> [Exercise prompt]:
Quote the listing below in its entirety, omitting every image.

_ _ _ _

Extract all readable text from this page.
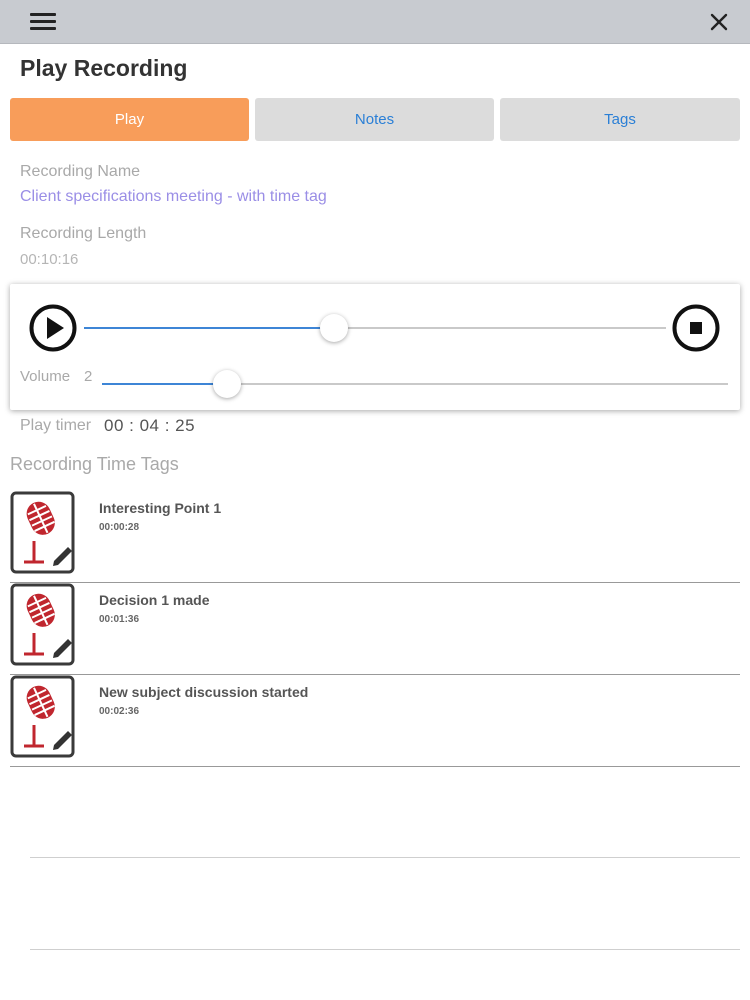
Play Recording
Play	Notes	Tags
Recording Name
Client specifications meeting - with time tag
Recording Length
00:10:16
Volume 2
Play timer 00 : 04 : 25
Recording Time Tags
Interesting Point 1
00:00:28
Decision 1 made
00:01:36
New subject discussion started
00:02:36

_ _ _ _

> [Task output]:
Extract all readable text from this page.
Play Recording
Play	Notes	Tags
Recording Name
Client specifications meeting - with time tag
Recording Length
00:10:16
Volume 2
Play timer 00 : 04 : 25
Recording Time Tags
Interesting Point 1
00:00:28
Decision 1 made
00:01:36
New subject discussion started
00:02:36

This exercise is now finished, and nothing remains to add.